▸ **Text block**
....................


    (2) Contextualization in other current literature

    I feel that the introduction of the paper could also consider the embedding of the current literature about biophysical processes in the negative areas.

    The negative responses have partly been discussed in the literature on quantitative physiology: e.g., Bohraus et al have been able to pinpoint the source of negative CMRO2 in positively activated voxels to large veins (https://doi.org/10.1016/j.celrep.2023.113341). Huber et al. have found that the neurovascular coupling (arterial venous weighting) is different in positively and negatively activated brain areas, making the interpretation of derived parameters on physiology hard.

    (3) Stylistic comments.

    In places, the tone of the language could be revised to ensure that it is perceived as making a constructive contribution to the discussion.

  3. Reviewer #2 (Public review):

    Summary:

    The rebuttal aims to provide a statistical re-evaluation of Epp et al. to investigate the effects of CMRO2 uncertainty on concordance/discordance analysis between BOLD signal responses and CMRO2 change estimates based on an R2 framework. The authors observe markedly higher variance in CMRO2 compared to BOLD, which raises concerns about sign classification purely based on group means/medians.

    Strengths:

    The study is well motivated, and the analytical pipeline is rigorous and has been provided. Overall, the manuscript provides several thoughtful and rigorous analyses that contribute meaningfully to the ongoing discussion surrounding neurovascular coupling and CMRO₂ estimation.

....................

▸ **Source data**

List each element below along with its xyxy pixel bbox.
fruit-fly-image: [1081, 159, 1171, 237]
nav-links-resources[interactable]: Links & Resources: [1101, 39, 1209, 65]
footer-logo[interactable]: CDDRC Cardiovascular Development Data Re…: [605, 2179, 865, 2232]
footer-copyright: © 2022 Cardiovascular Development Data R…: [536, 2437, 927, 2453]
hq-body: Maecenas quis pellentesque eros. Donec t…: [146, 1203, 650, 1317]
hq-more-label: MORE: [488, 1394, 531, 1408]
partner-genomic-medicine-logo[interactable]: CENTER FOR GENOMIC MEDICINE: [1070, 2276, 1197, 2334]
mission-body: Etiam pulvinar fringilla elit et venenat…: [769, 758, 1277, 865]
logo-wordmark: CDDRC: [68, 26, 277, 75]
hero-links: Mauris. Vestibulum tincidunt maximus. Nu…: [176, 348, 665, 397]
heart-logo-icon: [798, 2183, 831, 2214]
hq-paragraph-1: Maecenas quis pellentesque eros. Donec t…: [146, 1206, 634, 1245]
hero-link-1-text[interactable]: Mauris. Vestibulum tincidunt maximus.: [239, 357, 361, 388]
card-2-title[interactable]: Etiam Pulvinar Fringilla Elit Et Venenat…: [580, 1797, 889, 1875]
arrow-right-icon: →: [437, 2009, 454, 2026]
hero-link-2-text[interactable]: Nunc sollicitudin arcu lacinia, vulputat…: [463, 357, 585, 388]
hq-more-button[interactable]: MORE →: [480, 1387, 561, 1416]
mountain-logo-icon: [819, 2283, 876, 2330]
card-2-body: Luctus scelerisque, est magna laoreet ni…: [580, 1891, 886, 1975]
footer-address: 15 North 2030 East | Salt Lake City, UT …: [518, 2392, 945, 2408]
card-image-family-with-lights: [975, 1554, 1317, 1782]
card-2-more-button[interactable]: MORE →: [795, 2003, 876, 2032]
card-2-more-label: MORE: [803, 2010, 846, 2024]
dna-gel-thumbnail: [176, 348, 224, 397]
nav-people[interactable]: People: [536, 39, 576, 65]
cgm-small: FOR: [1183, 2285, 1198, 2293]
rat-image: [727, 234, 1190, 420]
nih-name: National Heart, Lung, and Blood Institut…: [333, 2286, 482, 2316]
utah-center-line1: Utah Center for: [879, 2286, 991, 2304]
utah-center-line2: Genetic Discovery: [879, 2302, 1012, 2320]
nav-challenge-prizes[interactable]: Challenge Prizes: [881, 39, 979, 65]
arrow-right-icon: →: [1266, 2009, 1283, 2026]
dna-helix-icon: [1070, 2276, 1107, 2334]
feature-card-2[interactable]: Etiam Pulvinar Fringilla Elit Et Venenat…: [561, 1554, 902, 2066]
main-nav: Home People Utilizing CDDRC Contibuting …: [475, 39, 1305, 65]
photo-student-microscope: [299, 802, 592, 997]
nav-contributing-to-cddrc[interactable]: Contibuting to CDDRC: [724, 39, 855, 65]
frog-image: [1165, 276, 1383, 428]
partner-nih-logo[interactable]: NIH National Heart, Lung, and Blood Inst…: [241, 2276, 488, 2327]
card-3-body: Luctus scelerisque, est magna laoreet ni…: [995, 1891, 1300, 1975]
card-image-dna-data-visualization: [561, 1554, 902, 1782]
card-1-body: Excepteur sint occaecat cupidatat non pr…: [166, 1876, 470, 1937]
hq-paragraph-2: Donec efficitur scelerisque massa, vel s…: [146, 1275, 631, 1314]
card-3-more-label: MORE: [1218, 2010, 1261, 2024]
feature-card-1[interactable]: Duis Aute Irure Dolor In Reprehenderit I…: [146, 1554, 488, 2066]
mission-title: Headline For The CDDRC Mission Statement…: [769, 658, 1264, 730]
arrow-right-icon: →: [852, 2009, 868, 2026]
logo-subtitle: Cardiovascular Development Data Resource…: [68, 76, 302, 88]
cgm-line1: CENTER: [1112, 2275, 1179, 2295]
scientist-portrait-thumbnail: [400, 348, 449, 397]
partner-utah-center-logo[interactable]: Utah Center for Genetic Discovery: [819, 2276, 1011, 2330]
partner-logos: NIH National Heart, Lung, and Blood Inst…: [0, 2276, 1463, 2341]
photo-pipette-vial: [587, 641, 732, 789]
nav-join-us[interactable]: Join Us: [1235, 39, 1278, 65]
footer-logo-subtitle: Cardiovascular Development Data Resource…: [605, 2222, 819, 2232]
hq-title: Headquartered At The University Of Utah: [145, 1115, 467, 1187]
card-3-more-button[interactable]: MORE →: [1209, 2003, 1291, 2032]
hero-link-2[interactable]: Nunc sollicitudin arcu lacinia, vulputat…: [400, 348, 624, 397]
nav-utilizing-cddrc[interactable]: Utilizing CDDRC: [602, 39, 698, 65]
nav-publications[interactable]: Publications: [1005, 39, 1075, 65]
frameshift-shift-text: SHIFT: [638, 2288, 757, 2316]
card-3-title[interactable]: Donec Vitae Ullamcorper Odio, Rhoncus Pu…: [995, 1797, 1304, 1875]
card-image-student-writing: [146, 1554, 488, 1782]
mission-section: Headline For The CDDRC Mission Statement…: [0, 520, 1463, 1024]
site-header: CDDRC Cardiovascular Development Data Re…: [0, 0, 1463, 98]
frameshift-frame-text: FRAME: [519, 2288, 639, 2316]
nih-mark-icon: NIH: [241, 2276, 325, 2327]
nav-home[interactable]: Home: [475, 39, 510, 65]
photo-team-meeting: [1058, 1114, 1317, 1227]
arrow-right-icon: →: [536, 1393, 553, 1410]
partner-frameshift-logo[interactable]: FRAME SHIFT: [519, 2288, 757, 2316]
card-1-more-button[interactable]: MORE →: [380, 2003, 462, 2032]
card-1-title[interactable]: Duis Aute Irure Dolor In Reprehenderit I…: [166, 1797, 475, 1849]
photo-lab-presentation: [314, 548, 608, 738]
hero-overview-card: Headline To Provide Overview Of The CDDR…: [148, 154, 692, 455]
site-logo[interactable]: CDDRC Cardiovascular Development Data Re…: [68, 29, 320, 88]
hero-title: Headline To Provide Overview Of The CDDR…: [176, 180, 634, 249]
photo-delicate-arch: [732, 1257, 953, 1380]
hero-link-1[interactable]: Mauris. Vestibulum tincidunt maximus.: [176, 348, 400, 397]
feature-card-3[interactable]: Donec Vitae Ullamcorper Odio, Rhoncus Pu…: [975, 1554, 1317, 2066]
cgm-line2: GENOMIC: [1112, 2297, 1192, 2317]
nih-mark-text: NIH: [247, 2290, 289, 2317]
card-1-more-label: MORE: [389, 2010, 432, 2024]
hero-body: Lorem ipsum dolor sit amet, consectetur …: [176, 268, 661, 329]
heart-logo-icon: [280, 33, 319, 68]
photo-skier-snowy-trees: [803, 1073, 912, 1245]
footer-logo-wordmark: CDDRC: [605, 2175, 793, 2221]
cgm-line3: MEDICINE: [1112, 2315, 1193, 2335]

....................

▸ **Assigned task 1**
Rewrite the peer review text between "I feel that" and "(3) Stylistic comments.", inclusive, substituting "regions" for "voxels".
▸ **Assigned task 2**
Write the next part of the peer review text, picking up after its last sentence.

▸ **Exercise answer 1**
I feel that the introduction of the paper could also consider the embedding of the current literature about biophysical processes in the negative areas.

    The negative responses have partly been discussed in the literature on quantitative physiology: e.g., Bohraus et al have been able to pinpoint the source of negative CMRO2 in positively activated regions to large veins (https://doi.org/10.1016/j.celrep.2023.113341). Huber et al. have found that the neurovascular coupling (arterial venous weighting) is different in positively and negatively activated brain areas, making the interpretation of derived parameters on physiology hard.

    (3) Stylistic comments.

▸ **Exercise answer 2**
    Weaknesses:

    Some aspects of the analytical framework could be improved, as well as the discussion of the caveats of the methods of this and the original paper.

    (1) The binomial framework discussed on line 110 and described on line 321 reduces continuous ΔBOLD and ΔCMRO2 measurements to binary concordant/discordant labels, which may overemphasize unstable sign flips near zero effect sizes while discarding potentially meaningful magnitude information. The authors acknowledge that this overly strict approach yields very few meaningful voxels. A better justification or explanation of what we are meant to take away from this, other than the variability in the measurement, which is also explored elsewhere, would be helpful to the reader.

    (2) In the methods, in the section entitled: Voxel Selection: BOLD Activation Mask, the authors describe their more traditional univariate statistical method as compared to the PLS approach used in the Epp paper. While I appreciate why the authors chose this approach, which simplifies interpretation, is it possible that this led to a lower number of discordant voxels? If yes, then I would suggest this be also added in the discussion of how the original Epp paper's methodological choices led to the very large percentage of discordant voxels.

    (3) In the original paper, it looks to me like the discordant voxels have low CBF change and low rOEF. The gadolinium-based CBV measurement used to calculate OEF is a measure of total blood volume, while the blood volume that contributes to BOLD resides predominantly in veins and capillaries. Given the long PLD of the ASL acquisition and the total blood volume measurement, it seems to me that it is possible that discordant voxels may have high arterial blood volume, leading to overly large CBV measurement and an underestimation of CBF at this PLD (especially given their young age, for which I would expect ATT to be closer to 1-1.5s based on recent literature). While this is not currently discussed in this paper, it might be relevant to discuss how acquisition choices could bias some voxels towards erroneous CMRO2 estimates, which in turn would lead to these voxels being identified as discordant.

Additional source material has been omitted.